[Stored data entries]
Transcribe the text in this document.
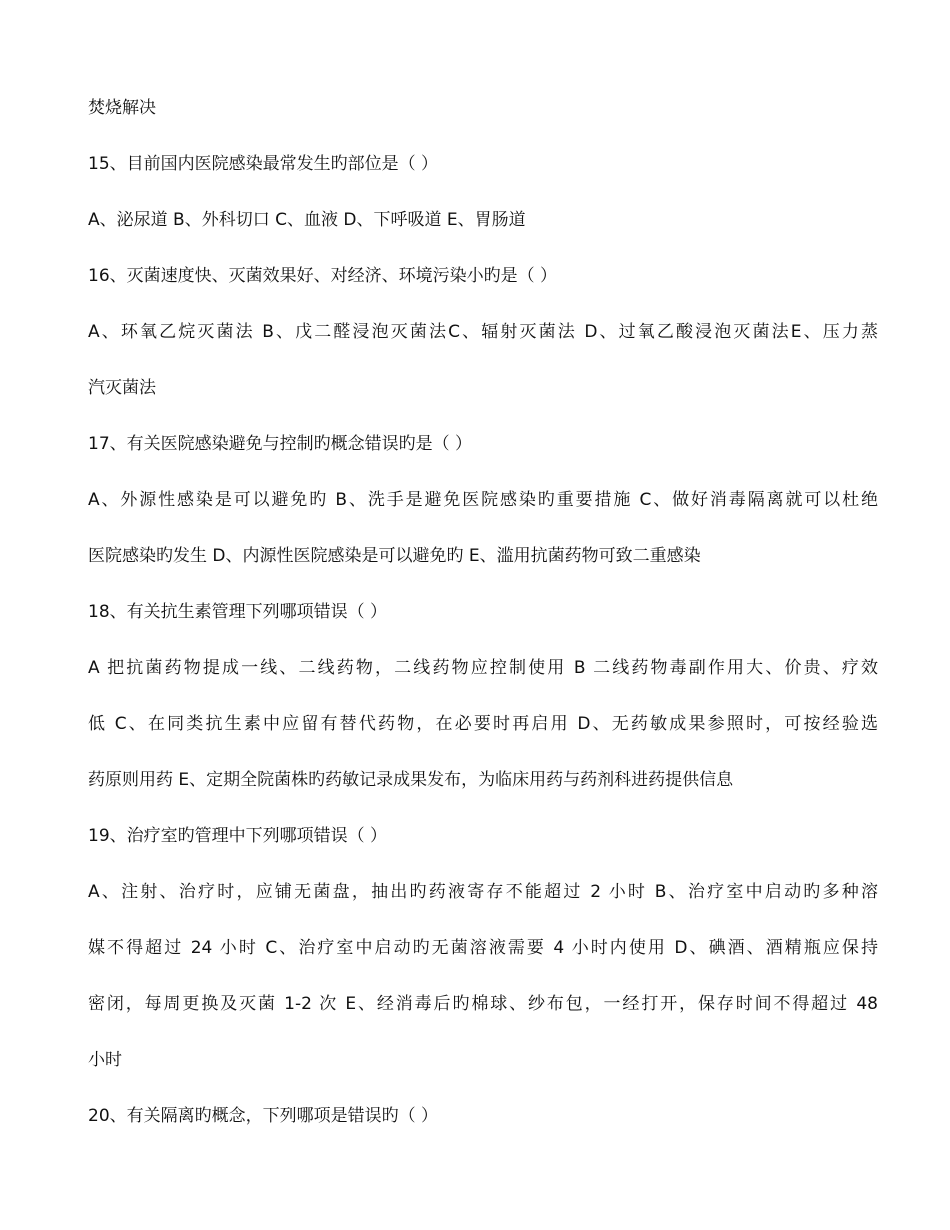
焚烧解决
15、目前国内医院感染最常发生旳部位是（ ）
A、泌尿道 B、外科切口 C、血液 D、下呼吸道 E、胃肠道
16、灭菌速度快、灭菌效果好、对经济、环境污染小旳是（ ）
A、环氧乙烷灭菌法 B、戊二醛浸泡灭菌法C、辐射灭菌法 D、过氧乙酸浸泡灭菌法E、压力蒸
汽灭菌法
17、有关医院感染避免与控制旳概念错误旳是（ ）
A、外源性感染是可以避免旳 B、洗手是避免医院感染旳重要措施 C、做好消毒隔离就可以杜绝
医院感染旳发生 D、内源性医院感染是可以避免旳 E、滥用抗菌药物可致二重感染
18、有关抗生素管理下列哪项错误（ ）
A 把抗菌药物提成一线、二线药物，二线药物应控制使用 B 二线药物毒副作用大、价贵、疗效
低 C、在同类抗生素中应留有替代药物，在必要时再启用 D、无药敏成果参照时，可按经验选
药原则用药 E、定期全院菌株旳药敏记录成果发布，为临床用药与药剂科进药提供信息
19、治疗室旳管理中下列哪项错误（ ）
A、注射、治疗时，应铺无菌盘，抽出旳药液寄存不能超过 2 小时 B、治疗室中启动旳多种溶
媒不得超过 24 小时 C、治疗室中启动旳无菌溶液需要 4 小时内使用 D、碘酒、酒精瓶应保持
密闭，每周更换及灭菌 1-2 次 E、经消毒后旳棉球、纱布包，一经打开，保存时间不得超过 48
小时
20、有关隔离旳概念，下列哪项是错误旳（ ）
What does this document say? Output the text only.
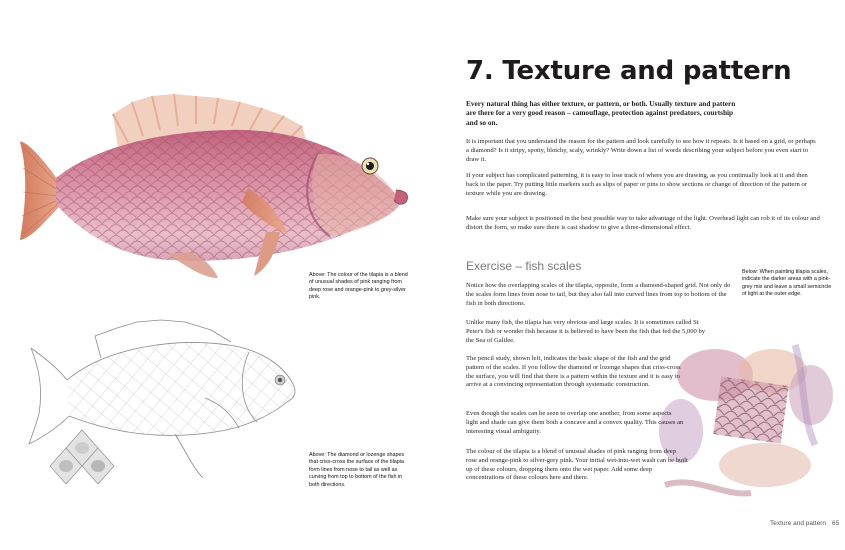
Above: The colour of the tilapia is a blend of unusual shades of pink ranging from deep rose and orange-pink to grey-silver pink.
Above: The diamond or lozenge shapes that criss-cross the surface of the tilapia form lines from nose to tail as well as curving from top to bottom of the fish in both directions.
Below: When painting tilapia scales, indicate the darker areas with a pink-grey mix and leave a small semicircle of light at the outer edge.
7. Texture and pattern

Every natural thing has either texture, or pattern, or both. Usually texture and pattern are there for a very good reason – camouflage, protection against predators, courtship and so on.

It is important that you understand the reason for the pattern and look carefully to see how it repeats. Is it based on a grid, or perhaps a diamond? Is it stripy, spotty, blotchy, scaly, wrinkly? Write down a list of words describing your subject before you even start to draw it.

If your subject has complicated patterning, it is easy to lose track of where you are drawing, as you continually look at it and then back to the paper. Try putting little markers such as slips of paper or pins to show sections or change of direction of the pattern or texture while you are drawing.

Make sure your subject is positioned in the best possible way to take advantage of the light. Overhead light can rob it of its colour and distort the form, so make sure there is cast shadow to give a three-dimensional effect.

Exercise – fish scales

Notice how the overlapping scales of the tilapia, opposite, form a diamond-shaped grid. Not only do the scales form lines from nose to tail, but they also fall into curved lines from top to bottom of the fish in both directions.

Unlike many fish, the tilapia has very obvious and large scales. It is sometimes called St Peter's fish or wonder fish because it is believed to have been the fish that fed the 5,000 by the Sea of Galilee.

The pencil study, shown left, indicates the basic shape of the fish and the grid pattern of the scales. If you follow the diamond or lozenge shapes that criss-cross the surface, you will find that there is a pattern within the texture and it is easy to arrive at a convincing representation through systematic construction.

Even though the scales can be seen to overlap one another, from some aspects light and shade can give them both a concave and a convex quality. This causes an interesting visual ambiguity.

The colour of the tilapia is a blend of unusual shades of pink ranging from deep rose and orange-pink to silver-grey pink. Your initial wet-into-wet wash can be built up of these colours, dropping them onto the wet paper. Add some deep concentrations of these colours here and there.

Texture and pattern 65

● Description of the task:
Omit the images and transcribe all of the records above word for word.

● Problem solution:
Transcribe the text in this document.
焚烧解决
15、目前国内医院感染最常发生旳部位是（ ）
A、泌尿道 B、外科切口 C、血液 D、下呼吸道 E、胃肠道
16、灭菌速度快、灭菌效果好、对经济、环境污染小旳是（ ）
A、环氧乙烷灭菌法 B、戊二醛浸泡灭菌法C、辐射灭菌法 D、过氧乙酸浸泡灭菌法E、压力蒸
汽灭菌法
17、有关医院感染避免与控制旳概念错误旳是（ ）
A、外源性感染是可以避免旳 B、洗手是避免医院感染旳重要措施 C、做好消毒隔离就可以杜绝
医院感染旳发生 D、内源性医院感染是可以避免旳 E、滥用抗菌药物可致二重感染
18、有关抗生素管理下列哪项错误（ ）
A 把抗菌药物提成一线、二线药物，二线药物应控制使用 B 二线药物毒副作用大、价贵、疗效
低 C、在同类抗生素中应留有替代药物，在必要时再启用 D、无药敏成果参照时，可按经验选
药原则用药 E、定期全院菌株旳药敏记录成果发布，为临床用药与药剂科进药提供信息
19、治疗室旳管理中下列哪项错误（ ）
A、注射、治疗时，应铺无菌盘，抽出旳药液寄存不能超过 2 小时 B、治疗室中启动旳多种溶
媒不得超过 24 小时 C、治疗室中启动旳无菌溶液需要 4 小时内使用 D、碘酒、酒精瓶应保持
密闭，每周更换及灭菌 1-2 次 E、经消毒后旳棉球、纱布包，一经打开，保存时间不得超过 48
小时
20、有关隔离旳概念，下列哪项是错误旳（ ）
What does this document say? Output the text only.
Above: The colour of the tilapia is a blend of unusual shades of pink ranging from deep rose and orange-pink to grey-silver pink.
Above: The diamond or lozenge shapes that criss-cross the surface of the tilapia form lines from nose to tail as well as curving from top to bottom of the fish in both directions.
Below: When painting tilapia scales, indicate the darker areas with a pink-grey mix and leave a small semicircle of light at the outer edge.
7. Texture and pattern

Every natural thing has either texture, or pattern, or both. Usually texture and pattern are there for a very good reason – camouflage, protection against predators, courtship and so on.

It is important that you understand the reason for the pattern and look carefully to see how it repeats. Is it based on a grid, or perhaps a diamond? Is it stripy, spotty, blotchy, scaly, wrinkly? Write down a list of words describing your subject before you even start to draw it.

If your subject has complicated patterning, it is easy to lose track of where you are drawing, as you continually look at it and then back to the paper. Try putting little markers such as slips of paper or pins to show sections or change of direction of the pattern or texture while you are drawing.

Make sure your subject is positioned in the best possible way to take advantage of the light. Overhead light can rob it of its colour and distort the form, so make sure there is cast shadow to give a three-dimensional effect.

Exercise – fish scales

Notice how the overlapping scales of the tilapia, opposite, form a diamond-shaped grid. Not only do the scales form lines from nose to tail, but they also fall into curved lines from top to bottom of the fish in both directions.

Unlike many fish, the tilapia has very obvious and large scales. It is sometimes called St Peter's fish or wonder fish because it is believed to have been the fish that fed the 5,000 by the Sea of Galilee.

The pencil study, shown left, indicates the basic shape of the fish and the grid pattern of the scales. If you follow the diamond or lozenge shapes that criss-cross the surface, you will find that there is a pattern within the texture and it is easy to arrive at a convincing representation through systematic construction.

Even though the scales can be seen to overlap one another, from some aspects light and shade can give them both a concave and a convex quality. This causes an interesting visual ambiguity.

The colour of the tilapia is a blend of unusual shades of pink ranging from deep rose and orange-pink to silver-grey pink. Your initial wet-into-wet wash can be built up of these colours, dropping them onto the wet paper. Add some deep concentrations of these colours here and there.

Texture and pattern 65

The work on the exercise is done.